• [YOUR OBJECTIVE] Your answer should be the line that contains "Decode this chart: output" and each line after it, restated word for word through the final line of the entries.

• [Data entries for graphics]
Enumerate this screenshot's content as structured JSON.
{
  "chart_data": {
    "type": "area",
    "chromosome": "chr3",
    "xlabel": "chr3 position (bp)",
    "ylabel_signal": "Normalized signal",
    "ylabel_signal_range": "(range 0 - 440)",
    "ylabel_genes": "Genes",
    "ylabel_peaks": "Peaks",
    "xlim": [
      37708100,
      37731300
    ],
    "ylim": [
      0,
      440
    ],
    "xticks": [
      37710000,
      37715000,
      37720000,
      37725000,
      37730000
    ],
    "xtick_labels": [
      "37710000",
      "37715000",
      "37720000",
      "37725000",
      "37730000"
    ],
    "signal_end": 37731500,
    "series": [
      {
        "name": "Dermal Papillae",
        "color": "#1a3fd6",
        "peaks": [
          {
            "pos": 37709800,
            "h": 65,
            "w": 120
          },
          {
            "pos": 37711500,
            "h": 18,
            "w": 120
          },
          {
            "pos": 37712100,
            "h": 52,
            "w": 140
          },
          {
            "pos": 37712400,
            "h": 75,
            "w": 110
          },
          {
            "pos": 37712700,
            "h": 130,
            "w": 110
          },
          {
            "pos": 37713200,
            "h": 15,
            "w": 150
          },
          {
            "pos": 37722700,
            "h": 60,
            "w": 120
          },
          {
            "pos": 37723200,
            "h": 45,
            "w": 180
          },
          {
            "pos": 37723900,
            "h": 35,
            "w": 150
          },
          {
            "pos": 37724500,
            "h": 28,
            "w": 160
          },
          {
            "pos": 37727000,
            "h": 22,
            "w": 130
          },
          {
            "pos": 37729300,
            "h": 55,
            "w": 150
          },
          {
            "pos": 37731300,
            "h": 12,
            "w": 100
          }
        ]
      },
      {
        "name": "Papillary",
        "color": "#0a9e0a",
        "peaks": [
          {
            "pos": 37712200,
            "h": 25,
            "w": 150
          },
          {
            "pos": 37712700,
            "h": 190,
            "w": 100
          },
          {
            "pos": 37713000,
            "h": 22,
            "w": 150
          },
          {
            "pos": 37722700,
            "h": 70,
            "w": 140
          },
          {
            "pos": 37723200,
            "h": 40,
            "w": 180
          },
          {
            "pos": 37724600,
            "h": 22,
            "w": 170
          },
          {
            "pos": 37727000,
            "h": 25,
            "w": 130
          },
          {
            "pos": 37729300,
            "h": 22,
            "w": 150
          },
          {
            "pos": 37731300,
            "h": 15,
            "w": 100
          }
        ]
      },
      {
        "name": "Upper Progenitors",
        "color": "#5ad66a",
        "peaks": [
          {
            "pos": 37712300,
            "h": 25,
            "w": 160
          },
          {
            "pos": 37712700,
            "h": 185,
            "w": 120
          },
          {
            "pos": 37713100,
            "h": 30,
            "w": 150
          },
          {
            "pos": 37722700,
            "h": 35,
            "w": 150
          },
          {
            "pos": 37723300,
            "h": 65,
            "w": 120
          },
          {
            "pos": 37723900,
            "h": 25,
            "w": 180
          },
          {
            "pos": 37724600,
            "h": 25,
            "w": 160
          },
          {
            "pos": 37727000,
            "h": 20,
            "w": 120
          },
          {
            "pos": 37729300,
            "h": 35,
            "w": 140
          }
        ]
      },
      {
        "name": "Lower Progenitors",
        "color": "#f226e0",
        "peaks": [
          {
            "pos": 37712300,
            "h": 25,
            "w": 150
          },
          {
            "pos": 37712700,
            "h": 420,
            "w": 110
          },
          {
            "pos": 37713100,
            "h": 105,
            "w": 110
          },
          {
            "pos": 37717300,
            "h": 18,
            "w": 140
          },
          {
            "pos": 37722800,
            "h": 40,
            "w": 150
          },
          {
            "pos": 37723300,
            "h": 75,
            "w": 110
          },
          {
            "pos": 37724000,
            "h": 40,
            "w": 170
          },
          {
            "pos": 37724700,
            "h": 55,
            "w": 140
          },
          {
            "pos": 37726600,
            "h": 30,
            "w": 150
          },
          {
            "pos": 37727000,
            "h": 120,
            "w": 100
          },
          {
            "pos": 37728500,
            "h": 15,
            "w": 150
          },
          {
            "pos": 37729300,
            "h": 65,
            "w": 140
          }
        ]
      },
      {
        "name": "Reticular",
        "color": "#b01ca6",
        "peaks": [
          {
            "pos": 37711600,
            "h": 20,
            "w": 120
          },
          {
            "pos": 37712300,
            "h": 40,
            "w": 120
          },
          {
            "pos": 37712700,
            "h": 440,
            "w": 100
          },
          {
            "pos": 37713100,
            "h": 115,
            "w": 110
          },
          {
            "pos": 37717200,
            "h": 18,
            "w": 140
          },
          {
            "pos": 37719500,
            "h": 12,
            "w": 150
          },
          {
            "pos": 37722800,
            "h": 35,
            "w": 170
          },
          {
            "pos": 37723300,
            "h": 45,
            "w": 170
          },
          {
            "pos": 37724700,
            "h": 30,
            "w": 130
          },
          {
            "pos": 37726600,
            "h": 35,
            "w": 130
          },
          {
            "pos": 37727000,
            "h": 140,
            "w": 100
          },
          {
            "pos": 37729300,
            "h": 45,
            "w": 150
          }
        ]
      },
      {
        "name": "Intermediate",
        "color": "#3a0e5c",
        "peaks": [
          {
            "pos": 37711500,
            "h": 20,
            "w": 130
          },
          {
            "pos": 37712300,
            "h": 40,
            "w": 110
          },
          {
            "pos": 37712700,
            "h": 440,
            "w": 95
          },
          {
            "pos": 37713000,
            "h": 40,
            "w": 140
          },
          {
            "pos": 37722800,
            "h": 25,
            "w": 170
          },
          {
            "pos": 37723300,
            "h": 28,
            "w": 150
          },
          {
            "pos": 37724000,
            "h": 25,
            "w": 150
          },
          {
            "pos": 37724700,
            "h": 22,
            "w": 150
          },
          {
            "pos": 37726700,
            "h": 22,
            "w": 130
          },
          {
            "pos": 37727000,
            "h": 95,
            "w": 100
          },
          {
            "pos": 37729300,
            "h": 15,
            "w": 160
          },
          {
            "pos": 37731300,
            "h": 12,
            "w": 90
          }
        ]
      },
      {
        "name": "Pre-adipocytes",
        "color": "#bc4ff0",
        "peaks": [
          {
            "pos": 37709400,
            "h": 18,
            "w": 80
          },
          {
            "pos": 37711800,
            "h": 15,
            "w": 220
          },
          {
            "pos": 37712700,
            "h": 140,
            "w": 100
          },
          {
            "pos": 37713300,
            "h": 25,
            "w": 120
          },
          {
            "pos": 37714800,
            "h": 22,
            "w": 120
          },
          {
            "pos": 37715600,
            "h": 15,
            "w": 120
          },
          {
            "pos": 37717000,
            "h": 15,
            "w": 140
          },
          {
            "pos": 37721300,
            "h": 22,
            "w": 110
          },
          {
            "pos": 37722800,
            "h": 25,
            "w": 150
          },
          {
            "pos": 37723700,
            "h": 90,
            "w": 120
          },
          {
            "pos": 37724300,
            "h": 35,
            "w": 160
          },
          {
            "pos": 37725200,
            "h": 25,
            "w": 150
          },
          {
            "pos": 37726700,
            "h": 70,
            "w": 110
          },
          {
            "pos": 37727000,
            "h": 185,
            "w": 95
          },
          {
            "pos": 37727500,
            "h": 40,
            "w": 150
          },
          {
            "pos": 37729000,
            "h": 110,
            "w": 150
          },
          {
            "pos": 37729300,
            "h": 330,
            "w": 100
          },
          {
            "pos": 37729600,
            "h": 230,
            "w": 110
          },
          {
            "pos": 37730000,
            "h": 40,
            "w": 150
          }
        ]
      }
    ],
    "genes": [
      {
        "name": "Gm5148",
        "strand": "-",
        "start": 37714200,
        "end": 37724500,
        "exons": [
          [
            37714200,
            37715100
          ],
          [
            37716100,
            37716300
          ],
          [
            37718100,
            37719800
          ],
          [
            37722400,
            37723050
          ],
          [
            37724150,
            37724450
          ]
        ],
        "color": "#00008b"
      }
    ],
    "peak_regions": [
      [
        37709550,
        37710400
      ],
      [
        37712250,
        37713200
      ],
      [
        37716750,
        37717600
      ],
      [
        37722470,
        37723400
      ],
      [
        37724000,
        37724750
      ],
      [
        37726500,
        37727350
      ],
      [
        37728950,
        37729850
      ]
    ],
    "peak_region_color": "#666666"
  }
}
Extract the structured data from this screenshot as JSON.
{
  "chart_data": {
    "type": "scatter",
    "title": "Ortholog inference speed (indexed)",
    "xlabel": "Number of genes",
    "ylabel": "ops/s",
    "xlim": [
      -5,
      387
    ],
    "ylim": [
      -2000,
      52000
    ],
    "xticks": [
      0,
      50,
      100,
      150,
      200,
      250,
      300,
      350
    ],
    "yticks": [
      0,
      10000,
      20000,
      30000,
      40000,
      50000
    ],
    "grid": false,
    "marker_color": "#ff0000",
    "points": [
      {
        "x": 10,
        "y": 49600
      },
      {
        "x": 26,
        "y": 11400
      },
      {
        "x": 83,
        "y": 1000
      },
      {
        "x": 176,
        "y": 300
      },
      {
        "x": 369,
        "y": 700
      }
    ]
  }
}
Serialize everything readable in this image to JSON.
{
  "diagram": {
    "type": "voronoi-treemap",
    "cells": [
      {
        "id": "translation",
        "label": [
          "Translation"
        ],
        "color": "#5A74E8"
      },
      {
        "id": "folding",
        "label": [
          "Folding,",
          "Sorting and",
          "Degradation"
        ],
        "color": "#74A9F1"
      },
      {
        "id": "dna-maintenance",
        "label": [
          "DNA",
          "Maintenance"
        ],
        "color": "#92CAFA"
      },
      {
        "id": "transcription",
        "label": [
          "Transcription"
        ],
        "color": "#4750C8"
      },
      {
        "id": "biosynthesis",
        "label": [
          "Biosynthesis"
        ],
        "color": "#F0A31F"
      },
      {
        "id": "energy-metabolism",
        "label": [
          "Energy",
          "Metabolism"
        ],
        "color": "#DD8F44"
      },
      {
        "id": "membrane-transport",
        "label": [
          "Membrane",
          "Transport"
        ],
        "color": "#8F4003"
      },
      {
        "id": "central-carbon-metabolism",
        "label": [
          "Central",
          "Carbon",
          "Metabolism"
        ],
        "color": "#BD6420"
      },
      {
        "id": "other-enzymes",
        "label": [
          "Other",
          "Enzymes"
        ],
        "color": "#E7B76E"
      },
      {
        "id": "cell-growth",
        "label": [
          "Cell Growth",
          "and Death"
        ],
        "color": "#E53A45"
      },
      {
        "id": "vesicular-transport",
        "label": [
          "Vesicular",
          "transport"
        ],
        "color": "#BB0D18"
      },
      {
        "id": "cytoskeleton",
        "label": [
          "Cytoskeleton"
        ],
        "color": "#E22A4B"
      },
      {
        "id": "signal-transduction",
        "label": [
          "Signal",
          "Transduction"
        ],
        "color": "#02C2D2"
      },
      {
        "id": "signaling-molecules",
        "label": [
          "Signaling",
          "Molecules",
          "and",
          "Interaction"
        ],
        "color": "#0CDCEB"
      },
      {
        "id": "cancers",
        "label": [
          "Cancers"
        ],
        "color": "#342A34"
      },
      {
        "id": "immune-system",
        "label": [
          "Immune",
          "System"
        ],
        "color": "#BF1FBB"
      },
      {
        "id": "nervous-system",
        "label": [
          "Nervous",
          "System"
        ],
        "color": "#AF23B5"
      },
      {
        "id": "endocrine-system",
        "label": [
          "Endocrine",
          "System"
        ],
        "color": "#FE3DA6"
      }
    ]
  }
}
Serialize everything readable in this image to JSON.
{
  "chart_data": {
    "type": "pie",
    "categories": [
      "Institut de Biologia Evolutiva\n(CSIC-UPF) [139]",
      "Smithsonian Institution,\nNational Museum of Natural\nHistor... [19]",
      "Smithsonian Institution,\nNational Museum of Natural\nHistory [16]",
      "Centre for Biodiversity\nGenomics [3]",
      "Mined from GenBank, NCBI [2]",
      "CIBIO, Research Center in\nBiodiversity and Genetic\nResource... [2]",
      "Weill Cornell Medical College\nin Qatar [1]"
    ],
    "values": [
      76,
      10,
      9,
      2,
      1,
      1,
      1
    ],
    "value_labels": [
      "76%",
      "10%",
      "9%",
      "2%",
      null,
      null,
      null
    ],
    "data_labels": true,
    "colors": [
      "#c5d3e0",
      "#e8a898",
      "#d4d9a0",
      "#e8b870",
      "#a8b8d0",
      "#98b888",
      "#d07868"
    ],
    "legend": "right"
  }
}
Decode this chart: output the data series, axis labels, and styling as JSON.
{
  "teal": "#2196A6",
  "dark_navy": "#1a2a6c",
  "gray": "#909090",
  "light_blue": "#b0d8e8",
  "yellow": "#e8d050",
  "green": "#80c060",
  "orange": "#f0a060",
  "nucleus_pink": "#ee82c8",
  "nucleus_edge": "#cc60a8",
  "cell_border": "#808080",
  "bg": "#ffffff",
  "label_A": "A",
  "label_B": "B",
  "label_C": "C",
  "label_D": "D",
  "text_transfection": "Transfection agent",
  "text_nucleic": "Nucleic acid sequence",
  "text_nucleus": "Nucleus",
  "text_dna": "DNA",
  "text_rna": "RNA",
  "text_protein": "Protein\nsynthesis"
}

• [COMPLETED EXERCISE]
Decode this chart: output the data series, axis labels, and styling as JSON.
{
  "teal": "#2196A6",
  "dark_navy": "#1a2a6c",
  "gray": "#909090",
  "light_blue": "#b0d8e8",
  "yellow": "#e8d050",
  "green": "#80c060",
  "orange": "#f0a060",
  "nucleus_pink": "#ee82c8",
  "nucleus_edge": "#cc60a8",
  "cell_border": "#808080",
  "bg": "#ffffff",
  "label_A": "A",
  "label_B": "B",
  "label_C": "C",
  "label_D": "D",
  "text_transfection": "Transfection agent",
  "text_nucleic": "Nucleic acid sequence",
  "text_nucleus": "Nucleus",
  "text_dna": "DNA",
  "text_rna": "RNA",
  "text_protein": "Protein\nsynthesis"
}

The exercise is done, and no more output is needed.